Task to complete:
Output the entries word for word. Omit images.

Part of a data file

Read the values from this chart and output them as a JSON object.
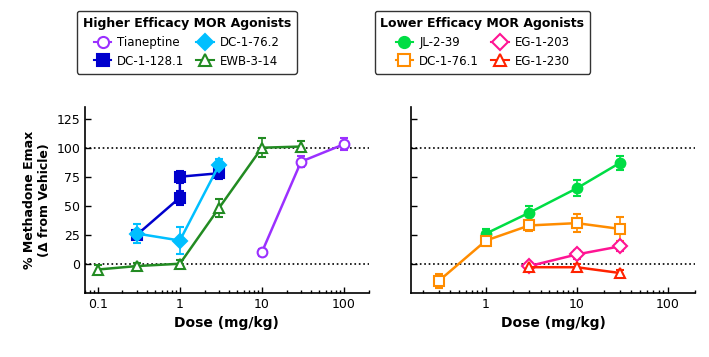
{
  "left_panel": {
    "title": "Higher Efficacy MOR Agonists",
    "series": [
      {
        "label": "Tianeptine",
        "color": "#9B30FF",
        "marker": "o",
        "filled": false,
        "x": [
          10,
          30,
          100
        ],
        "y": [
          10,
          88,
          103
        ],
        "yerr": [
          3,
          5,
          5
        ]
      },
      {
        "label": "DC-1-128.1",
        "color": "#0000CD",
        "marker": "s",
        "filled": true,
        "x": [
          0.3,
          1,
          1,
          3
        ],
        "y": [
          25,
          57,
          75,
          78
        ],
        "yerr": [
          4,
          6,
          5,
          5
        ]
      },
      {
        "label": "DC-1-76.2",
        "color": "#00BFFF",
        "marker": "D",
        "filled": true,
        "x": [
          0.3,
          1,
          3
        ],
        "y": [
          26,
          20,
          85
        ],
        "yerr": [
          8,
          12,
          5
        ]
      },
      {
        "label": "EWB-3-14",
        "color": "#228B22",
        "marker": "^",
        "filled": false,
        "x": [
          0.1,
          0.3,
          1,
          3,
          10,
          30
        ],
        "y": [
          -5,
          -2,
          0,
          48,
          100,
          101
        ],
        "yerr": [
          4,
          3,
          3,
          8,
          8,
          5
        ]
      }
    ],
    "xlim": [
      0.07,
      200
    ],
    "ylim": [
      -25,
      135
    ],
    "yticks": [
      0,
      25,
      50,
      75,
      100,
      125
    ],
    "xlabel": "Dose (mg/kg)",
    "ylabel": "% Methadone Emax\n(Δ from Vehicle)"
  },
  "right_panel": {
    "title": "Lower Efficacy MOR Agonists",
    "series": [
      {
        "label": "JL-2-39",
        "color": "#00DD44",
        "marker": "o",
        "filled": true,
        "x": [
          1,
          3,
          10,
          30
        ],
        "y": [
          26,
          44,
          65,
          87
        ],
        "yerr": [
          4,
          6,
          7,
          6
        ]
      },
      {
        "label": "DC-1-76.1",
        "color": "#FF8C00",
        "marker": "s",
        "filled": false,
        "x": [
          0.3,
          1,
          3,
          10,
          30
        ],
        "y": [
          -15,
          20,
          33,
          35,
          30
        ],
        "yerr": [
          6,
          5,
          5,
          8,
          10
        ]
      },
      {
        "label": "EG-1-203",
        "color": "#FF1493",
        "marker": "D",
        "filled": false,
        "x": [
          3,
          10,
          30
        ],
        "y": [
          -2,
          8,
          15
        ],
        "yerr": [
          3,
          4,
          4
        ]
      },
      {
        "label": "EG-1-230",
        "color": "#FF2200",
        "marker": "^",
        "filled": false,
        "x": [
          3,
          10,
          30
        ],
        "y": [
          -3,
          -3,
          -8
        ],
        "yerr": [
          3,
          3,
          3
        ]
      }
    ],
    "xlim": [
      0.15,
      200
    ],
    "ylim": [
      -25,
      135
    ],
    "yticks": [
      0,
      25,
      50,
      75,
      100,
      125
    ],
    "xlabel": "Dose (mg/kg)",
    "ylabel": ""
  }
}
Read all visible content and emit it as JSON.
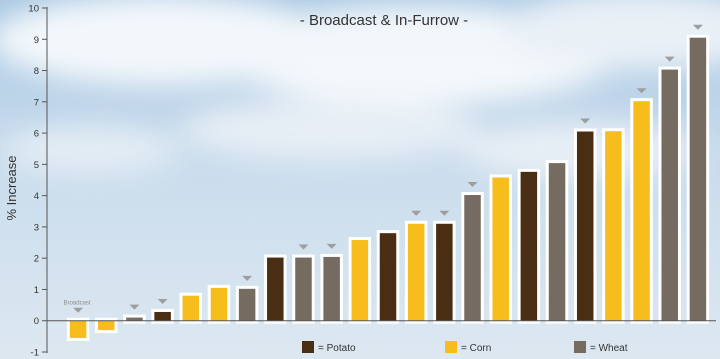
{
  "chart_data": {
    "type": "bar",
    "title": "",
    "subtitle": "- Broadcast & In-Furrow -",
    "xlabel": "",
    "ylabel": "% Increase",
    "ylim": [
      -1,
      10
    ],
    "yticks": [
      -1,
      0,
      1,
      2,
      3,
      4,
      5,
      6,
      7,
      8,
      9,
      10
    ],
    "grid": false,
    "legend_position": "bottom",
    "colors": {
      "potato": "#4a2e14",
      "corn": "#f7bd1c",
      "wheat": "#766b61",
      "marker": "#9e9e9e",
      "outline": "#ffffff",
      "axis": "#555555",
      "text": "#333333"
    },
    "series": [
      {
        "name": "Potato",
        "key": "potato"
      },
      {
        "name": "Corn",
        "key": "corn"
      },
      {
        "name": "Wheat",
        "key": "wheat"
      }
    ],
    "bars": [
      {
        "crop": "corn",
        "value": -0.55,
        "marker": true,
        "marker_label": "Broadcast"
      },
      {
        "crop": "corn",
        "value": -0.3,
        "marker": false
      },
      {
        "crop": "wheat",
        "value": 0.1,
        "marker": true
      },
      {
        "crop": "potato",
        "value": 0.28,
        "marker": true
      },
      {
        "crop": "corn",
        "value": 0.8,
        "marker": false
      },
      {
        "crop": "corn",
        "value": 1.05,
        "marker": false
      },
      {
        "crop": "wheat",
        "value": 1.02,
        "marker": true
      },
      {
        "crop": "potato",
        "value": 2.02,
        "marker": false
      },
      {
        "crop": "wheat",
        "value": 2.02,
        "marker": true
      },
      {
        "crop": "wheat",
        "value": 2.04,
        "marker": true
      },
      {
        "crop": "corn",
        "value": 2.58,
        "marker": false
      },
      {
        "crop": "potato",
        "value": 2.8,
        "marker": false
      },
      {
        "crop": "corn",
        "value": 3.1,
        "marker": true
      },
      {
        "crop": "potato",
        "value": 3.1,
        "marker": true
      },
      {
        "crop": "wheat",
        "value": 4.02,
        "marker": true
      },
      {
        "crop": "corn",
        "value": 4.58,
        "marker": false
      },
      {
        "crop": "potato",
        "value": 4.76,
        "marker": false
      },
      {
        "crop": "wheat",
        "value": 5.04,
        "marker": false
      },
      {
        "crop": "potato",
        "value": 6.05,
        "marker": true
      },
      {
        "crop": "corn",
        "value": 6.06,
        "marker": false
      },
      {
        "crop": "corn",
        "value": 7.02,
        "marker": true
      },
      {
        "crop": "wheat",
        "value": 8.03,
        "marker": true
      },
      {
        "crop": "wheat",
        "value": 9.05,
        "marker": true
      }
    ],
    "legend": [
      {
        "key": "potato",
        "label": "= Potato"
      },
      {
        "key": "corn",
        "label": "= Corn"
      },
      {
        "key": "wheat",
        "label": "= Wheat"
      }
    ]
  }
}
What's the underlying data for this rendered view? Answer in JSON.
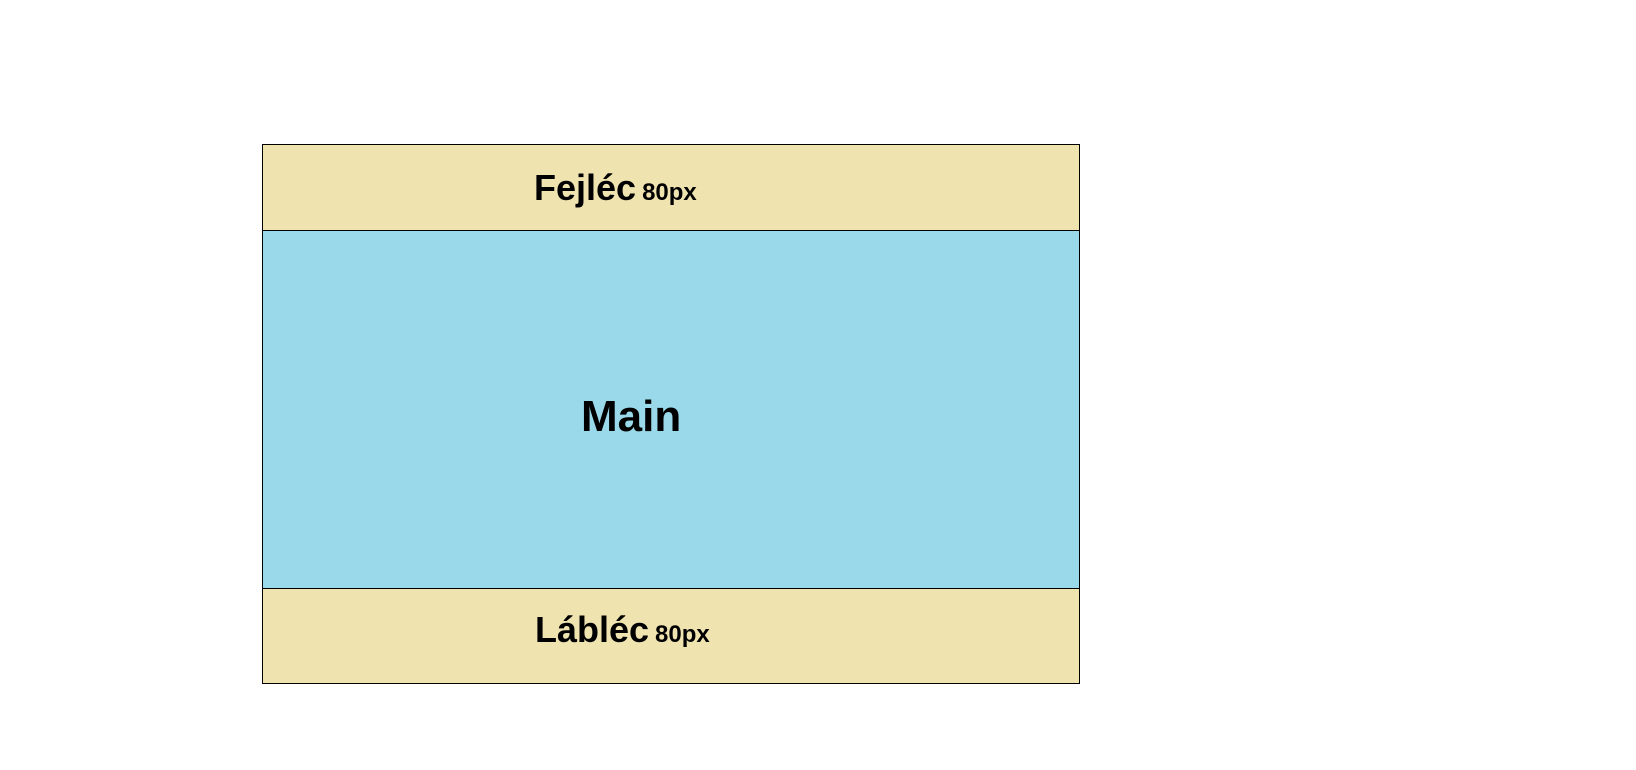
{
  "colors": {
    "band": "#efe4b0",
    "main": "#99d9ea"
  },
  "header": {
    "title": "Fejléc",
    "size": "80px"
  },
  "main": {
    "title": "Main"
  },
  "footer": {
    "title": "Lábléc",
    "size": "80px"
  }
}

Completed exercise:
Read the values from this chart and output them as a JSON object.
{
  "left_panel": {
    "title": "Higher Efficacy MOR Agonists",
    "series": [
      {
        "label": "Tianeptine",
        "color": "#9B30FF",
        "marker": "o",
        "filled": false,
        "x": [
          10,
          30,
          100
        ],
        "y": [
          10,
          88,
          103
        ],
        "yerr": [
          3,
          5,
          5
        ]
      },
      {
        "label": "DC-1-128.1",
        "color": "#0000CD",
        "marker": "s",
        "filled": true,
        "x": [
          0.3,
          1,
          1,
          3
        ],
        "y": [
          25,
          57,
          75,
          78
        ],
        "yerr": [
          4,
          6,
          5,
          5
        ]
      },
      {
        "label": "DC-1-76.2",
        "color": "#00BFFF",
        "marker": "D",
        "filled": true,
        "x": [
          0.3,
          1,
          3
        ],
        "y": [
          26,
          20,
          85
        ],
        "yerr": [
          8,
          12,
          5
        ]
      },
      {
        "label": "EWB-3-14",
        "color": "#228B22",
        "marker": "^",
        "filled": false,
        "x": [
          0.1,
          0.3,
          1,
          3,
          10,
          30
        ],
        "y": [
          -5,
          -2,
          0,
          48,
          100,
          101
        ],
        "yerr": [
          4,
          3,
          3,
          8,
          8,
          5
        ]
      }
    ],
    "xlim": [
      0.07,
      200
    ],
    "ylim": [
      -25,
      135
    ],
    "yticks": [
      0,
      25,
      50,
      75,
      100,
      125
    ],
    "xlabel": "Dose (mg/kg)",
    "ylabel": "% Methadone Emax\n(Δ from Vehicle)"
  },
  "right_panel": {
    "title": "Lower Efficacy MOR Agonists",
    "series": [
      {
        "label": "JL-2-39",
        "color": "#00DD44",
        "marker": "o",
        "filled": true,
        "x": [
          1,
          3,
          10,
          30
        ],
        "y": [
          26,
          44,
          65,
          87
        ],
        "yerr": [
          4,
          6,
          7,
          6
        ]
      },
      {
        "label": "DC-1-76.1",
        "color": "#FF8C00",
        "marker": "s",
        "filled": false,
        "x": [
          0.3,
          1,
          3,
          10,
          30
        ],
        "y": [
          -15,
          20,
          33,
          35,
          30
        ],
        "yerr": [
          6,
          5,
          5,
          8,
          10
        ]
      },
      {
        "label": "EG-1-203",
        "color": "#FF1493",
        "marker": "D",
        "filled": false,
        "x": [
          3,
          10,
          30
        ],
        "y": [
          -2,
          8,
          15
        ],
        "yerr": [
          3,
          4,
          4
        ]
      },
      {
        "label": "EG-1-230",
        "color": "#FF2200",
        "marker": "^",
        "filled": false,
        "x": [
          3,
          10,
          30
        ],
        "y": [
          -3,
          -3,
          -8
        ],
        "yerr": [
          3,
          3,
          3
        ]
      }
    ],
    "xlim": [
      0.15,
      200
    ],
    "ylim": [
      -25,
      135
    ],
    "yticks": [
      0,
      25,
      50,
      75,
      100,
      125
    ],
    "xlabel": "Dose (mg/kg)",
    "ylabel": ""
  }
}
Read all visible content and emit it as JSON.
{
  "chart_data": {
    "type": "bar",
    "title": "",
    "subtitle": "- Broadcast & In-Furrow -",
    "xlabel": "",
    "ylabel": "% Increase",
    "ylim": [
      -1,
      10
    ],
    "yticks": [
      -1,
      0,
      1,
      2,
      3,
      4,
      5,
      6,
      7,
      8,
      9,
      10
    ],
    "grid": false,
    "legend_position": "bottom",
    "colors": {
      "potato": "#4a2e14",
      "corn": "#f7bd1c",
      "wheat": "#766b61",
      "marker": "#9e9e9e",
      "outline": "#ffffff",
      "axis": "#555555",
      "text": "#333333"
    },
    "series": [
      {
        "name": "Potato",
        "key": "potato"
      },
      {
        "name": "Corn",
        "key": "corn"
      },
      {
        "name": "Wheat",
        "key": "wheat"
      }
    ],
    "bars": [
      {
        "crop": "corn",
        "value": -0.55,
        "marker": true,
        "marker_label": "Broadcast"
      },
      {
        "crop": "corn",
        "value": -0.3,
        "marker": false
      },
      {
        "crop": "wheat",
        "value": 0.1,
        "marker": true
      },
      {
        "crop": "potato",
        "value": 0.28,
        "marker": true
      },
      {
        "crop": "corn",
        "value": 0.8,
        "marker": false
      },
      {
        "crop": "corn",
        "value": 1.05,
        "marker": false
      },
      {
        "crop": "wheat",
        "value": 1.02,
        "marker": true
      },
      {
        "crop": "potato",
        "value": 2.02,
        "marker": false
      },
      {
        "crop": "wheat",
        "value": 2.02,
        "marker": true
      },
      {
        "crop": "wheat",
        "value": 2.04,
        "marker": true
      },
      {
        "crop": "corn",
        "value": 2.58,
        "marker": false
      },
      {
        "crop": "potato",
        "value": 2.8,
        "marker": false
      },
      {
        "crop": "corn",
        "value": 3.1,
        "marker": true
      },
      {
        "crop": "potato",
        "value": 3.1,
        "marker": true
      },
      {
        "crop": "wheat",
        "value": 4.02,
        "marker": true
      },
      {
        "crop": "corn",
        "value": 4.58,
        "marker": false
      },
      {
        "crop": "potato",
        "value": 4.76,
        "marker": false
      },
      {
        "crop": "wheat",
        "value": 5.04,
        "marker": false
      },
      {
        "crop": "potato",
        "value": 6.05,
        "marker": true
      },
      {
        "crop": "corn",
        "value": 6.06,
        "marker": false
      },
      {
        "crop": "corn",
        "value": 7.02,
        "marker": true
      },
      {
        "crop": "wheat",
        "value": 8.03,
        "marker": true
      },
      {
        "crop": "wheat",
        "value": 9.05,
        "marker": true
      }
    ],
    "legend": [
      {
        "key": "potato",
        "label": "= Potato"
      },
      {
        "key": "corn",
        "label": "= Corn"
      },
      {
        "key": "wheat",
        "label": "= Wheat"
      }
    ]
  }
}
What's the underlying data for this rendered view? Answer in JSON.
{
  "colors": {
    "band": "#efe4b0",
    "main": "#99d9ea"
  },
  "header": {
    "title": "Fejléc",
    "size": "80px"
  },
  "main": {
    "title": "Main"
  },
  "footer": {
    "title": "Lábléc",
    "size": "80px"
  }
}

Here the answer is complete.